START EXCERPTED PASSAGE
Earth is not isolated, it is affected by our closest star, the Sun. The Sun is the main reason for life on Earth; it emits radiation and ejects particles into space, some of which reach us, the inhabitants of the Earth. All these outputs vary with time. The study of solar-terrestrial connections in the long term has been of interest to climate researchers. Recently, it has become possible to link them in the short-term. This is called Space Weather.
Many studies have been conducted, examining the impact of the space environment on the atmosphere [1,2,3,4,5,6,7,8,9,10], as well as many studies which have also dealt with the impact of the space environment on the magnetosphere [11,12]. However, the study of the interaction between the two covers did not have sufficient studies, although researchers expect possible long-term changes in the relationship between both covers [13,14].
The authors of [15] measured the possible information flow and sense between the geomagnetic field system from the South Atlantic Anomaly (SAA) area extent at the Earth’s surface and the rising of the Global Sea Level as an indication of the climate change during the period 300 years. Ref. [16] found a correlation between the Earth’s temperature and the global magnetic field. There are a few studies [17] that have addressed the geomagnetic forcing of changes in climate and in the atmospheric circulation. Studies of [16,18,19,20,21] suggest that geomagnetic field intensity can influence global climate through the modulation of cosmic ray flux.
The authors of [22] explain that the non-dipolar geomagnetic irregularities are the reason for the projection of ionizing particles into the lower ozone layer (near the troposphere). This results in a direct effect on the tropopause temperature and humidity. Hence, the geomagnetic variations are imprinted down to the Earth’s surface, impacting the climate system.
However, the physical mechanism able to potentially explain this connection is still an open issue [15].
Regarding the influence from space, studies [11,23] found that the solar wind at 1 AU, upon the Earth’s magnetosphere, has polarity. In addition, this wind polarity reverses every solar cycle in the minimum epoch. In contrast, Earth’s magnetopause distance varies quantitatively with solar activity [12]. However, the direct effect on the atmosphere has been studied in [13]. This study compared the strength of the Earth’s magnetic field and average atmospheric pressures in the troposphere at high latitudes. It shows that the magnetic field exerts a controlling influence on the pressure.
As mentioned above [1,2,3,4,5,6,7,8,9,10,11,12,13,14,15,16,17,18,19,20,21,22], few studies have addressed the relationship between the magnetic field of the Earth and weather parameters.
The aim of our work is to study the relationship and mutual simultaneous influence between the Earth’s magnetic field and solar wind on the tropospheric weather parameters.
2. Data Sources
We used the solar wind at 1 AU from the Wind satellite obtained from OMNIWeb in the URL (https://omniweb.gsfc.nasa.gov/form/sc_merge_min1.html (accessed on 1 March 2022).
The solar wind is a stream of plasma particles ejected from the sun. It includes a mixture of materials, such as trace amounts of heavy ions and atomic nuclei such as C, N, O, Ne, Mg, Si, S, and Fe.
The list of geomagnetic observatories contributing to sudden storm commencement (SSC) events is obtained from the International Service of Geomagnetic Indices (ISGI) at the URL (http://isgi.unistra.fr/events_sc.php (accessed on 1 March 2022)).
END EXCERPTED PASSAGE
START DATA EXTRACT
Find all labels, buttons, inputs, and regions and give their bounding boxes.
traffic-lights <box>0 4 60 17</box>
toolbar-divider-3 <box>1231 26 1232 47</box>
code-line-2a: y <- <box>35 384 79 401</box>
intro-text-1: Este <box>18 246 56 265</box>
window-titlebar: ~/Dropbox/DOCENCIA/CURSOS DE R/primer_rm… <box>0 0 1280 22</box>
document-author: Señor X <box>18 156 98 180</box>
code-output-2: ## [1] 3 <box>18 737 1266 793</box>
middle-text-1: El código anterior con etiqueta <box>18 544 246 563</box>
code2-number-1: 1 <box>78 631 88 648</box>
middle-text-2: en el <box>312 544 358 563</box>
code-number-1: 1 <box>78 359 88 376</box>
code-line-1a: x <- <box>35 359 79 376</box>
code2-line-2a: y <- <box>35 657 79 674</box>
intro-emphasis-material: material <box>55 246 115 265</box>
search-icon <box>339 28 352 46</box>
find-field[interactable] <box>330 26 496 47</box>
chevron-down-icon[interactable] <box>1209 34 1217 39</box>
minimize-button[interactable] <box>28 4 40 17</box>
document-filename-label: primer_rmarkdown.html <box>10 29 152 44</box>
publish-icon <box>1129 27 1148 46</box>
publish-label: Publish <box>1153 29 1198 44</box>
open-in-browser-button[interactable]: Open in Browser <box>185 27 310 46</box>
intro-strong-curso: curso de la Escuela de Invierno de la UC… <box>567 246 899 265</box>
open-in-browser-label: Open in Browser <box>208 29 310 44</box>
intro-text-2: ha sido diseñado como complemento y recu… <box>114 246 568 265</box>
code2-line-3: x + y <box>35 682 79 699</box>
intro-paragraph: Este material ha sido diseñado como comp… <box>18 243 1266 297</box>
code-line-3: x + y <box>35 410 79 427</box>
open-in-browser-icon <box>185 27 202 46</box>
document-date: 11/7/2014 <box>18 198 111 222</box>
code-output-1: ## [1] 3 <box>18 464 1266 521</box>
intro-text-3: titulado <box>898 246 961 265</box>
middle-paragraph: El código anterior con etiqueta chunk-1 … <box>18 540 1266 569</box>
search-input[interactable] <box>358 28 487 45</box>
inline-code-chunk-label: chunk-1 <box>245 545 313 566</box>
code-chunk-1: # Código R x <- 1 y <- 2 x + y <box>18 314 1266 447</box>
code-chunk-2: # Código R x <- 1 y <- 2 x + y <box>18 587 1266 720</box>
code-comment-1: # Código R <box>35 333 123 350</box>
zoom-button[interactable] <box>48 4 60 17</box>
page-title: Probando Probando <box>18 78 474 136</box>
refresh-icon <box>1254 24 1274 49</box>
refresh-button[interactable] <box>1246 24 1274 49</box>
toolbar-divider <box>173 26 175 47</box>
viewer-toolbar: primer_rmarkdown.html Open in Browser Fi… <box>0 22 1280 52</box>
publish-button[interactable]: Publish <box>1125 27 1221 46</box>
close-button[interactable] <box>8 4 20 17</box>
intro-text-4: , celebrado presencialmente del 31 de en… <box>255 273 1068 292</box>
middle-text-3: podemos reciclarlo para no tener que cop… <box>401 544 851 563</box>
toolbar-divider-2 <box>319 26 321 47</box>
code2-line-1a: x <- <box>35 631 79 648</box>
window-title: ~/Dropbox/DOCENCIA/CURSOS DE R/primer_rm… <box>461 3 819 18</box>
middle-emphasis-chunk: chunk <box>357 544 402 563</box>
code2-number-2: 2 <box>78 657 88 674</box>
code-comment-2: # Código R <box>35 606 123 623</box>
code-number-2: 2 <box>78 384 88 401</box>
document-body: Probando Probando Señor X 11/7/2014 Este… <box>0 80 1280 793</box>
END DATA EXTRACT
• **EXERCISE INSTRUCTIONS**:
Copy the stretch of the space weather passage from "The solar wind is" through "Si, S, and Fe.".

• **EXERCISE OUTPUT**:
The solar wind is a stream of plasma particles ejected from the sun. It includes a mixture of materials, such as trace amounts of heavy ions and atomic nuclei such as C, N, O, Ne, Mg, Si, S, and Fe.